*Exercise details*
Your answer should be one number: how many lines of the data include the string "نقطه"?

*Data rows*
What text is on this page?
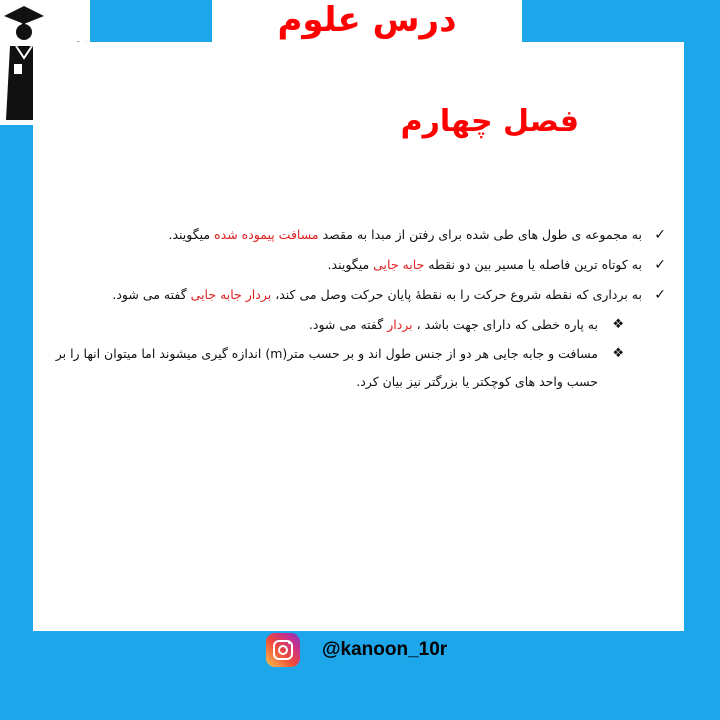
درس علوم
فصل چهارم
✓
به مجموعه ی طول های طی شده برای رفتن از مبدا به مقصد مسافت پیموده شده میگویند.
✓
به کوتاه ترین فاصله یا مسیر بین دو نقطه جابه جایی میگویند.
✓
به برداری که نقطه شروع حرکت را به نقطهٔ پایان حرکت وصل می کند، بردار جابه جایی گفته می شود.
❖
به پاره خطی که دارای جهت باشد ، بردار گفته می شود.
❖
مسافت و جابه جایی هر دو از جنس طول اند و بر حسب متر(m) اندازه گیری میشوند اما میتوان انها را بر حسب واحد های کوچکتر یا بزرگتر نیز بیان کرد.
@kanoon_10r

*Task answer*
2